**WHAT THE EXERCISE ASKS:** In the records below, pick out all lines containing the word "بررسی".

Collected data entries
-- BEGIN --

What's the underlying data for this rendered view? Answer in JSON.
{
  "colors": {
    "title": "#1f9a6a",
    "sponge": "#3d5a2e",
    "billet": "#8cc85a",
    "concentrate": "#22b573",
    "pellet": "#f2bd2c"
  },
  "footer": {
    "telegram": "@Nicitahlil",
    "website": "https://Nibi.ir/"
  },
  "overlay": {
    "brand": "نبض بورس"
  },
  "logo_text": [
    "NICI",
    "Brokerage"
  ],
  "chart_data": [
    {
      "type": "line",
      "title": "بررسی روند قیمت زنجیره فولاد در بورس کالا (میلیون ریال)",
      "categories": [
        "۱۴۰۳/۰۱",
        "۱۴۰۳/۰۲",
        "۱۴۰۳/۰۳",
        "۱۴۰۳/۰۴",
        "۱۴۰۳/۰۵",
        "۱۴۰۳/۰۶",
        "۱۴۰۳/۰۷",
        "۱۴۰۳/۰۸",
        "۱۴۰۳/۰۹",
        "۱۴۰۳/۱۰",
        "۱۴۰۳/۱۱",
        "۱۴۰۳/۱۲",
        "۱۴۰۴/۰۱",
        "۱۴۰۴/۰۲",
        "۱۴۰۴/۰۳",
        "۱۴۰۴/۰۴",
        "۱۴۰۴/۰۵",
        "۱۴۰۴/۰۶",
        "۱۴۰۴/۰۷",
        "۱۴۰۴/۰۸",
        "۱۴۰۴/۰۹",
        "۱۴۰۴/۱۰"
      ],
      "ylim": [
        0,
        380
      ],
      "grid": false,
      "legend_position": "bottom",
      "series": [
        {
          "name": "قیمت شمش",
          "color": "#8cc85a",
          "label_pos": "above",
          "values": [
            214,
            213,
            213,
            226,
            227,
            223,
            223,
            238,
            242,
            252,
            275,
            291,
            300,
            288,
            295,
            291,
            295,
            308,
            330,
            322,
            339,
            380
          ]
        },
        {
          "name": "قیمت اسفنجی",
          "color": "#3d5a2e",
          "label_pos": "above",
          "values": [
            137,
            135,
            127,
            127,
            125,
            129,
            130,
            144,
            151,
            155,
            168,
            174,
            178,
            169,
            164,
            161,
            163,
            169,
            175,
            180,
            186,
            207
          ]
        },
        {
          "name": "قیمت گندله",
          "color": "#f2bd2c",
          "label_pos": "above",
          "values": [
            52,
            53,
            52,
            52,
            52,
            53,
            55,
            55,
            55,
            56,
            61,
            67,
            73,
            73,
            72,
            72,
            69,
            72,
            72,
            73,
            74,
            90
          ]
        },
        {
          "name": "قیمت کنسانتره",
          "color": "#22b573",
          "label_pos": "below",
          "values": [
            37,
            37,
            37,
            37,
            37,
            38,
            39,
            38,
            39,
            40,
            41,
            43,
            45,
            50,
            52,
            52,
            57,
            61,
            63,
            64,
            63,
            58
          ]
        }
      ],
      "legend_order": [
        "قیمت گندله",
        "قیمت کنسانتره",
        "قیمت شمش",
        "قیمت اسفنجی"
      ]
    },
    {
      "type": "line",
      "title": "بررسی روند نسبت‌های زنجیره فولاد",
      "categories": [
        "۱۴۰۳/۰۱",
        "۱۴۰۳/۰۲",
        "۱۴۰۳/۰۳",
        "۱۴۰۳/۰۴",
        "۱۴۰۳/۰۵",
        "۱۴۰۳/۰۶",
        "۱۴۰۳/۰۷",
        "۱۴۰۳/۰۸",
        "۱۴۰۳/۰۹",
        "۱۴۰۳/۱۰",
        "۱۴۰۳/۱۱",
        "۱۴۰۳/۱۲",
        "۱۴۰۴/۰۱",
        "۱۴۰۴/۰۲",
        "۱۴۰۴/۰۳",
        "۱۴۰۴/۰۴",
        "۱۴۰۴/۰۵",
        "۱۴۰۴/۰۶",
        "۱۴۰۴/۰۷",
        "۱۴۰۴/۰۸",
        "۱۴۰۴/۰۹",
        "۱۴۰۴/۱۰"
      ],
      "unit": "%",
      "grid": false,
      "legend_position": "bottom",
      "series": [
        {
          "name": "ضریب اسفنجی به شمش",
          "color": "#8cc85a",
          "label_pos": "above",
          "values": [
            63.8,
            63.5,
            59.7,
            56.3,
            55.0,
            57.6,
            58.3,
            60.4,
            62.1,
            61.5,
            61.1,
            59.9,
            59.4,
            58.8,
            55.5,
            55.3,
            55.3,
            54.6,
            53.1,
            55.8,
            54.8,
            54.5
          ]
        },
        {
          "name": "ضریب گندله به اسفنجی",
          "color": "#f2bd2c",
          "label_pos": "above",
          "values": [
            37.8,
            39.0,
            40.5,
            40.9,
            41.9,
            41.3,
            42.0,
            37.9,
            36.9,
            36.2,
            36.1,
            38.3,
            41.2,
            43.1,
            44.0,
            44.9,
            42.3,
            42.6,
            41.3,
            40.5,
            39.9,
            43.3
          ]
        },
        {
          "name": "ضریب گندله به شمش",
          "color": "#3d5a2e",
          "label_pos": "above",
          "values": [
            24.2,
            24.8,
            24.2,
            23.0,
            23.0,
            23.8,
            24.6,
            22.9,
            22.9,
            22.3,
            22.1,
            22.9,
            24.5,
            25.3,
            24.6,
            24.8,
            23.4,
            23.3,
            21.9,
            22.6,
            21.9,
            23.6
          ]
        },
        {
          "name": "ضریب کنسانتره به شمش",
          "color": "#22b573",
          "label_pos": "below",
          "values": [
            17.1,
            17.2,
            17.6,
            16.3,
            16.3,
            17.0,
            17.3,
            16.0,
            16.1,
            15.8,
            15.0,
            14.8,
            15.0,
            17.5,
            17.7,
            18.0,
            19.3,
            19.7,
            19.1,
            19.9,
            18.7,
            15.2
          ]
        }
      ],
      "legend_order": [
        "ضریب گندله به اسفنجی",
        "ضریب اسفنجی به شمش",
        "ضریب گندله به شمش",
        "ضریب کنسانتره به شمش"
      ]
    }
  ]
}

-- END --

**CORRECT OUTPUT:**
      "title": "بررسی روند قیمت زنجیره فولاد در بورس کالا (میلیون ریال)",
      "title": "بررسی روند نسبت‌های زنجیره فولاد",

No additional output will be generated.